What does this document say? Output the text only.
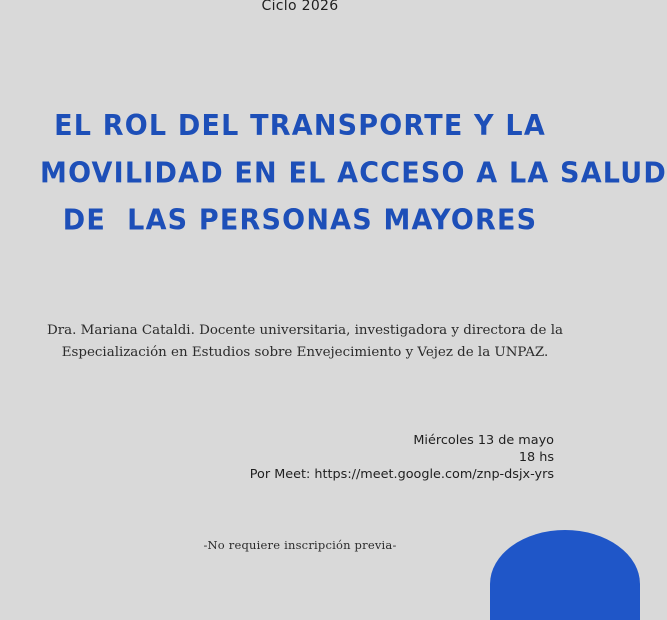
Ciclo 2026
EL ROL DEL TRANSPORTE Y LA
MOVILIDAD EN EL ACCESO A LA SALUD
DE  LAS PERSONAS MAYORES
Dra. Mariana Cataldi. Docente universitaria, investigadora y directora de la
Especialización en Estudios sobre Envejecimiento y Vejez de la UNPAZ.
Miércoles 13 de mayo
18 hs
Por Meet: https://meet.google.com/znp-dsjx-yrs
-No requiere inscripción previa-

□ □ □

**Work required**
Omit the pictures. Transcribe every record exactly.

**Written answer**
What does this document say? Output the text only.
Ciclo 2026
EL ROL DEL TRANSPORTE Y LA
MOVILIDAD EN EL ACCESO A LA SALUD
DE  LAS PERSONAS MAYORES
Dra. Mariana Cataldi. Docente universitaria, investigadora y directora de la
Especialización en Estudios sobre Envejecimiento y Vejez de la UNPAZ.
Miércoles 13 de mayo
18 hs
Por Meet: https://meet.google.com/znp-dsjx-yrs
-No requiere inscripción previa-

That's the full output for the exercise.